» GOAL
Pull every line of the entries that has the word "JSON".

» THE RECORDS
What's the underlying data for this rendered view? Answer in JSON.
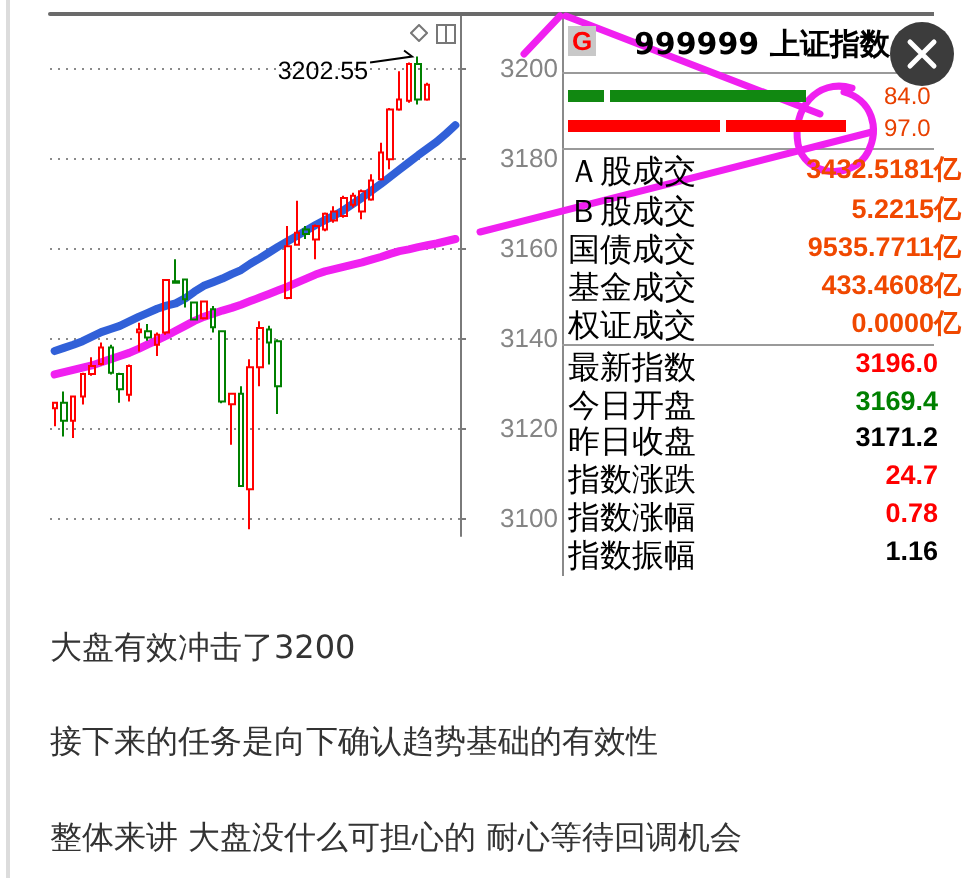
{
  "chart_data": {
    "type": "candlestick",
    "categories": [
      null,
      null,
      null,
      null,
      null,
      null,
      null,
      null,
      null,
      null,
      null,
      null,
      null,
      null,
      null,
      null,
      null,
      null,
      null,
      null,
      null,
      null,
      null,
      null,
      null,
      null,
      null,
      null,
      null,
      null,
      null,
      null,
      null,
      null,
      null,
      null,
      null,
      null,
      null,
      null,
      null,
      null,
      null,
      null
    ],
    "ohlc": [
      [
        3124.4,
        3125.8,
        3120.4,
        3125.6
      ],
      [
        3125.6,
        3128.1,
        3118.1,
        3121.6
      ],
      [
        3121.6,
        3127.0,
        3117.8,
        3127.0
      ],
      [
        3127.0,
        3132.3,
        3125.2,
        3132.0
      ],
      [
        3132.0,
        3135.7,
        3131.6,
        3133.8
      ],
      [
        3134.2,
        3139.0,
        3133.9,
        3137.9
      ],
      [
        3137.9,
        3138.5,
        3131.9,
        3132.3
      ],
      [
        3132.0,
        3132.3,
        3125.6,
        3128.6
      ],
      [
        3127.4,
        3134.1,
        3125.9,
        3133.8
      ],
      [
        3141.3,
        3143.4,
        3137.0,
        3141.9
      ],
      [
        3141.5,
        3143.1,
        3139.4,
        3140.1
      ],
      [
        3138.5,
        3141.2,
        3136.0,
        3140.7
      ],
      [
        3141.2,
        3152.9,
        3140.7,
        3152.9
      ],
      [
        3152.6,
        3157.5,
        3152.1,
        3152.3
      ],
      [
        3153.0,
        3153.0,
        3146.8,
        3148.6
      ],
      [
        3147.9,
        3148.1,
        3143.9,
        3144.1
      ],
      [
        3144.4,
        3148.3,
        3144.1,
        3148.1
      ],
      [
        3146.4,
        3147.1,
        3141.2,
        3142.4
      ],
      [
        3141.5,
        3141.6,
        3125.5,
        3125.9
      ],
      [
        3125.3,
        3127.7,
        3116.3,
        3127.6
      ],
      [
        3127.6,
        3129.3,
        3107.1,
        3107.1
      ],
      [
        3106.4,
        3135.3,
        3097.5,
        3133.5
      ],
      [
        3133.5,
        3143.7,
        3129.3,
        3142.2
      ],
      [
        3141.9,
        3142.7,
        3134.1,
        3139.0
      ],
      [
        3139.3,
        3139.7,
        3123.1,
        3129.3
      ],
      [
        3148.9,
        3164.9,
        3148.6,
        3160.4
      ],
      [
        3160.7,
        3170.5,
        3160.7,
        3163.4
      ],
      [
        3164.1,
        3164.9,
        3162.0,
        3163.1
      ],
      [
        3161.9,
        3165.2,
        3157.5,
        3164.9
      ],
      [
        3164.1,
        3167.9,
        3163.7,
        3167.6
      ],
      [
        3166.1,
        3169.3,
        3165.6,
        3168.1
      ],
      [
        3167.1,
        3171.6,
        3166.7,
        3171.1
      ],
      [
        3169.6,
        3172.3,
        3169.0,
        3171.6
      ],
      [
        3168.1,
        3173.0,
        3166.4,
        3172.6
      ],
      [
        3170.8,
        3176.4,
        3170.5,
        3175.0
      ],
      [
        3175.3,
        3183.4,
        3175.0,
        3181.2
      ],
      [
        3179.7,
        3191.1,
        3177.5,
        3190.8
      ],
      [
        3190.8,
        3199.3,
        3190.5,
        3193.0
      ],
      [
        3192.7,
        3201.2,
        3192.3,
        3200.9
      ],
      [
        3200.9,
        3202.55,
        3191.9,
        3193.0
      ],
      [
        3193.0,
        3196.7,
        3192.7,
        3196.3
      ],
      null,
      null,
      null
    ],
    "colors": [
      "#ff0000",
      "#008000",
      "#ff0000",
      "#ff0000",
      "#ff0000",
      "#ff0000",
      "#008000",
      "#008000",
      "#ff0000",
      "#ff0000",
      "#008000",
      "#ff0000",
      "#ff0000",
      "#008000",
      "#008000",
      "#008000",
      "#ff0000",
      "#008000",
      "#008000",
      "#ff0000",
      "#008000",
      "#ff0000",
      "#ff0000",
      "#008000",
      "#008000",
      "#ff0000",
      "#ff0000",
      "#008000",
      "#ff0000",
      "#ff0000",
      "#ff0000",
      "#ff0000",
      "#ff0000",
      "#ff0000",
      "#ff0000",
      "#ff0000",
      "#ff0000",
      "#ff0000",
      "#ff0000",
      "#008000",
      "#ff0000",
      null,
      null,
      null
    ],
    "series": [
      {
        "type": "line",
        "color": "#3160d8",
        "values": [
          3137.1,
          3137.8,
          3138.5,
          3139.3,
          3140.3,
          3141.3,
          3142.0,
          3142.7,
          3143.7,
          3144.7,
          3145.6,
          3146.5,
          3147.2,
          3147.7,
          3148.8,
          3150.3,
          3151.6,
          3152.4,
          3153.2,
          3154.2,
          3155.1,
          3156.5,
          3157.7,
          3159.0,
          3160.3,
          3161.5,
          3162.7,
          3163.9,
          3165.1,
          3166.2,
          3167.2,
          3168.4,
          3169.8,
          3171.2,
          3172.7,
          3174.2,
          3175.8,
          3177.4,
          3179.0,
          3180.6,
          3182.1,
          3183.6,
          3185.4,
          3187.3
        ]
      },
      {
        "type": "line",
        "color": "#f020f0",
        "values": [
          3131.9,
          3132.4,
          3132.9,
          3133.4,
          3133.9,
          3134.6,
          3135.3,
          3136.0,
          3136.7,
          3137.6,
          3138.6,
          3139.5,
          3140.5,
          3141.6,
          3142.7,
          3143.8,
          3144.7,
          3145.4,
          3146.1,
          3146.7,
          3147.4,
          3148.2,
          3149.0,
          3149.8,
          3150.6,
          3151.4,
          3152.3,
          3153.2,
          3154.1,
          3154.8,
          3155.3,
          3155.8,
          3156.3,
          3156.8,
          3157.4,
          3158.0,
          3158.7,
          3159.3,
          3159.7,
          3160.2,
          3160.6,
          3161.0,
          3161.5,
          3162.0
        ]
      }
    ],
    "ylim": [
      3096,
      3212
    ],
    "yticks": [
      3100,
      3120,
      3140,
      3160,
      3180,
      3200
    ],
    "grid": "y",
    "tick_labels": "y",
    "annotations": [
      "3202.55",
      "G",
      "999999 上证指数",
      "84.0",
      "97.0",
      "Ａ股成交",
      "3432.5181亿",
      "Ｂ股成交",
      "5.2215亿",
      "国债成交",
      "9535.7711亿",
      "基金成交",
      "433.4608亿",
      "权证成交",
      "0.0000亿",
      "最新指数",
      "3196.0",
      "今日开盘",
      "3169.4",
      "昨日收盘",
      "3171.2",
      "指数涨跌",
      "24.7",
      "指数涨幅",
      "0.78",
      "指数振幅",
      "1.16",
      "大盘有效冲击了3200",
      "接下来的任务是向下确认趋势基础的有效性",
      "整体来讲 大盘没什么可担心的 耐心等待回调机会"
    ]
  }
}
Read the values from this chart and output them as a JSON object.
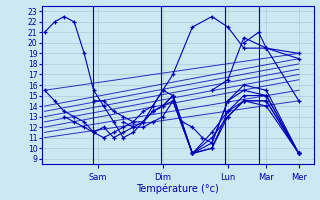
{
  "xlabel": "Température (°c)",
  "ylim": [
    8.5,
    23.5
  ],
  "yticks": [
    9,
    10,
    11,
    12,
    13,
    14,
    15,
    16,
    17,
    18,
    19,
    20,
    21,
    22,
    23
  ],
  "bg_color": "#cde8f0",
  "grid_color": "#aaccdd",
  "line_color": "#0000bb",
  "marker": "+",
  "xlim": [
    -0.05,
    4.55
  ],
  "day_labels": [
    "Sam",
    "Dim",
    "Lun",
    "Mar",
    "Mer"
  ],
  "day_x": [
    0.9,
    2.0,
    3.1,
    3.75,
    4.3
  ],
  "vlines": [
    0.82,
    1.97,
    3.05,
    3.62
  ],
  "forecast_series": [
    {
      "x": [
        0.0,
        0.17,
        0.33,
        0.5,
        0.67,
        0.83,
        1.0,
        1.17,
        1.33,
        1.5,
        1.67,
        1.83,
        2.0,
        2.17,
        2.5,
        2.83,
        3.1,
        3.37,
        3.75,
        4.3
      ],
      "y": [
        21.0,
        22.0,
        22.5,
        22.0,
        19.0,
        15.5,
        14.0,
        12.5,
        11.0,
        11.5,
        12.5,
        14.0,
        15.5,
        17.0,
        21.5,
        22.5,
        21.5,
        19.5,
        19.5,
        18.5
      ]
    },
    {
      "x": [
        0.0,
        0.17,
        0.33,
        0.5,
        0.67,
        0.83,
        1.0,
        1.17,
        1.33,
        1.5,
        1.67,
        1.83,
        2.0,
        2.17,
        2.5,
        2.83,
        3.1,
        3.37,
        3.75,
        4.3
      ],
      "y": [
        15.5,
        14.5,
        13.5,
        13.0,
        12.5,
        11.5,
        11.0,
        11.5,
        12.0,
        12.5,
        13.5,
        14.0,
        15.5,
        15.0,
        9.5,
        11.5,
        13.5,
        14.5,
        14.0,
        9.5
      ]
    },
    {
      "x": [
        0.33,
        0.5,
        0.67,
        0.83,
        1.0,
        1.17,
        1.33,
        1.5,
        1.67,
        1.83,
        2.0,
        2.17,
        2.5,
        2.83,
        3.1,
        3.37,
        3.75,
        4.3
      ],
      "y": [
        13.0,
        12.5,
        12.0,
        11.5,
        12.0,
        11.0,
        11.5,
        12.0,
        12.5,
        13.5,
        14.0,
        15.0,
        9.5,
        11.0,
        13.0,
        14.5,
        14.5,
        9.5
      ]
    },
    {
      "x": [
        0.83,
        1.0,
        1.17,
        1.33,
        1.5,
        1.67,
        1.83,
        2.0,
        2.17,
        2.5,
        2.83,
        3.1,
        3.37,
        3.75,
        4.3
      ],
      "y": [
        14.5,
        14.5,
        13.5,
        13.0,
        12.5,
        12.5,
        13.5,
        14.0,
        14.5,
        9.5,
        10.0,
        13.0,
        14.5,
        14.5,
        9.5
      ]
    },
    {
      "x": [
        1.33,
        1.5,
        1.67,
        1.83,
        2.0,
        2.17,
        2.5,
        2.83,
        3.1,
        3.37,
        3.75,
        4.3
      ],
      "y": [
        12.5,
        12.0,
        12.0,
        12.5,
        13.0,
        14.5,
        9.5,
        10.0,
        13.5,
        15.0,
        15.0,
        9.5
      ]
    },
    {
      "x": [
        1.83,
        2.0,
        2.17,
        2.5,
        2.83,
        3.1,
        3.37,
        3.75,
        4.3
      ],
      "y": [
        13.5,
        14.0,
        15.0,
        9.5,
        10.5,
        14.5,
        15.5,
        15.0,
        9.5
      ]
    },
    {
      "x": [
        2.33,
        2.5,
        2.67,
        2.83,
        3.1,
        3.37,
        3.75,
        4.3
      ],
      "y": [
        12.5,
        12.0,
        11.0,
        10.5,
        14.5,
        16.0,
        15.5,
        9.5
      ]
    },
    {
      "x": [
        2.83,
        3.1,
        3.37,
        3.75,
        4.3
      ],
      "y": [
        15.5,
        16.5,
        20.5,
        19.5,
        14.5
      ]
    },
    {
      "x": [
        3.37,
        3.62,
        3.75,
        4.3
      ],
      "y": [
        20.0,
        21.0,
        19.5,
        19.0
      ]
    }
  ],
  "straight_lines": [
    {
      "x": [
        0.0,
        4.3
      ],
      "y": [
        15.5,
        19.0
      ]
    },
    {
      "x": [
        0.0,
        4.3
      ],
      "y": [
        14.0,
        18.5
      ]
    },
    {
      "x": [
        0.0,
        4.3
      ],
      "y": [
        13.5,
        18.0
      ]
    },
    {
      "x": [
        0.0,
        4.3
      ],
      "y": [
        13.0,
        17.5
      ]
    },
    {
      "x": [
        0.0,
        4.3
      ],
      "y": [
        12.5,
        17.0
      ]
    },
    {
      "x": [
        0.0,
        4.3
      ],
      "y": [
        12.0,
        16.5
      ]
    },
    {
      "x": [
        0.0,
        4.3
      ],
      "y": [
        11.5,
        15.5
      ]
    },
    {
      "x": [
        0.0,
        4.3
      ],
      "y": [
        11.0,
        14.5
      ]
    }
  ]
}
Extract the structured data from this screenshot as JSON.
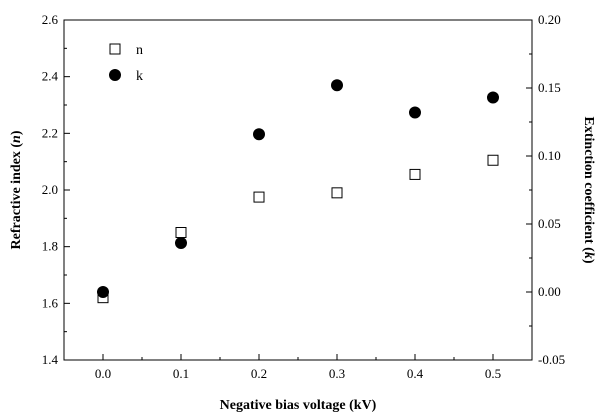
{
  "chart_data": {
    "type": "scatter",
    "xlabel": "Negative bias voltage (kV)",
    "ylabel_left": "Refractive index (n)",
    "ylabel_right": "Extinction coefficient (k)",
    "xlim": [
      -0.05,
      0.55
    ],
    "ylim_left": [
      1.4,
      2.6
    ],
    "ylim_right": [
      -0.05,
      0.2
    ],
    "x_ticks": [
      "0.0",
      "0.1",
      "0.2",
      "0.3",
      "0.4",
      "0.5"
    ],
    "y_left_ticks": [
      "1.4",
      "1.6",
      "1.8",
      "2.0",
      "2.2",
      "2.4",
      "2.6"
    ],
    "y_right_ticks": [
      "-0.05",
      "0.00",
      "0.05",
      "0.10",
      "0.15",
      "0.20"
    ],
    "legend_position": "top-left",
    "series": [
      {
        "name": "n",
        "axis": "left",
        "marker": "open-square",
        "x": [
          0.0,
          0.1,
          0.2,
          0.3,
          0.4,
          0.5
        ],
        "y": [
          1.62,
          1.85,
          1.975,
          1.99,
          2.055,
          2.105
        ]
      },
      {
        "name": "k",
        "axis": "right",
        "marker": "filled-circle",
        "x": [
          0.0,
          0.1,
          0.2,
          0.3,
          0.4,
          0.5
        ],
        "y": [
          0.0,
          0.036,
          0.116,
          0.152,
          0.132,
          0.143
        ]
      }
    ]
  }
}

» REPLY
What's the underlying data for this rendered view? Answer in JSON.
Read the values from this chart and output them as a JSON object.
Extract the structured data from this screenshot as JSON.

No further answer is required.